Material -
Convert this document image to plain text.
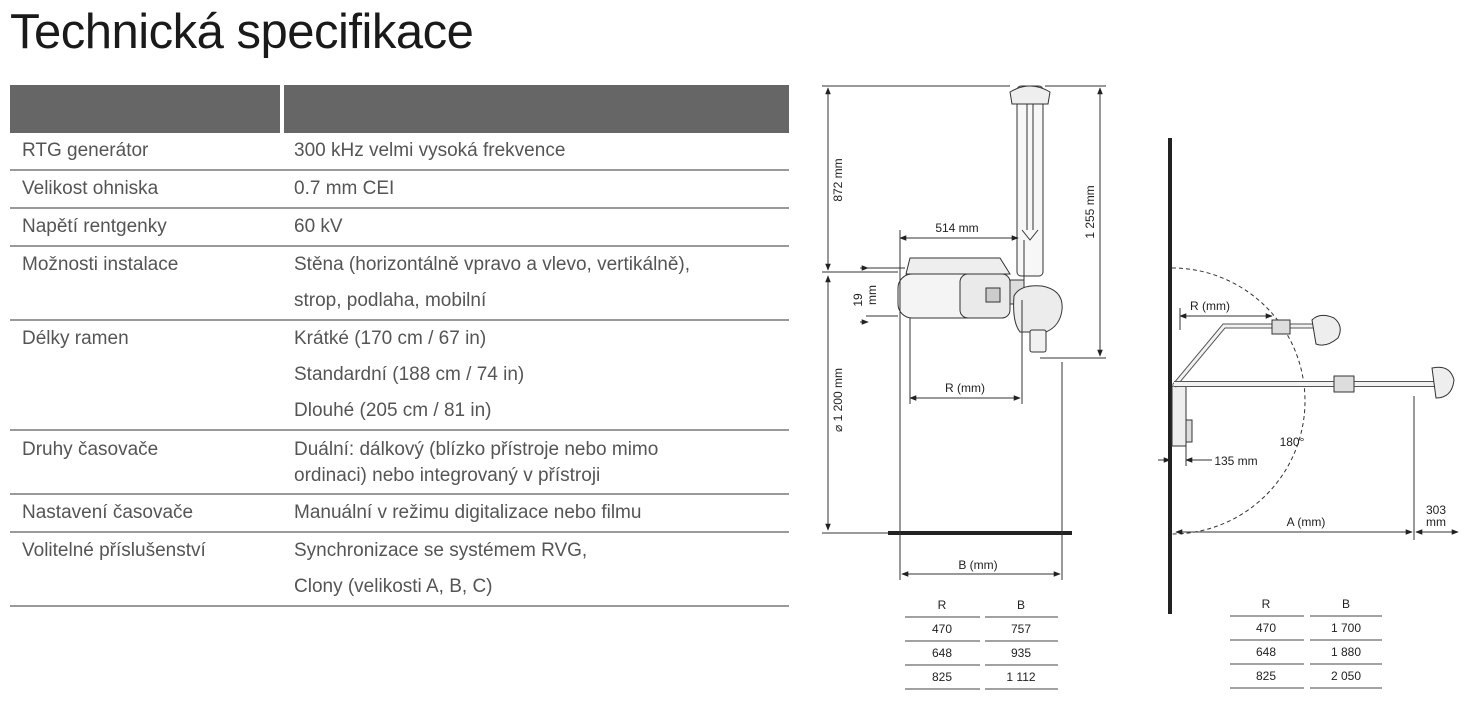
Technická specifikace
RTG generátor	300 kHz velmi vysoká frekvence
Velikost ohniska	0.7 mm CEI
Napětí rentgenky	60 kV
Možnosti instalace	Stěna (horizontálně vpravo a vlevo, vertikálně),
strop, podlaha, mobilní
Délky ramen	Krátké (170 cm / 67 in)
Standardní (188 cm / 74 in)
Dlouhé (205 cm / 81 in)
Druhy časovače	Duální: dálkový (blízko přístroje nebo mimo
ordinaci) nebo integrovaný v přístroji
Nastavení časovače	Manuální v režimu digitalizace nebo filmu
Volitelné příslušenství	Synchronizace se systémem RVG,
Clony (velikosti A, B, C)
872 mm
1 255 mm
514 mm
19 mm
⌀ 1 200 mm	R (mm)
B (mm)
R	B
470	757
648	935
825	1 112
R (mm)
180°
135 mm
A (mm)
303
mm
R	B
470	1 700
648	1 880
825	2 050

Given request - Omit every picture, then reproduce the rest of the listing exactly.

Reply -
Convert this document image to plain text.
Technická specifikace
RTG generátor	300 kHz velmi vysoká frekvence
Velikost ohniska	0.7 mm CEI
Napětí rentgenky	60 kV
Možnosti instalace	Stěna (horizontálně vpravo a vlevo, vertikálně),
strop, podlaha, mobilní
Délky ramen	Krátké (170 cm / 67 in)
Standardní (188 cm / 74 in)
Dlouhé (205 cm / 81 in)
Druhy časovače	Duální: dálkový (blízko přístroje nebo mimo
ordinaci) nebo integrovaný v přístroji
Nastavení časovače	Manuální v režimu digitalizace nebo filmu
Volitelné příslušenství	Synchronizace se systémem RVG,
Clony (velikosti A, B, C)
872 mm
1 255 mm
514 mm
19 mm
⌀ 1 200 mm	R (mm)
B (mm)
R	B
470	757
648	935
825	1 112
R (mm)
180°
135 mm
A (mm)
303
mm
R	B
470	1 700
648	1 880
825	2 050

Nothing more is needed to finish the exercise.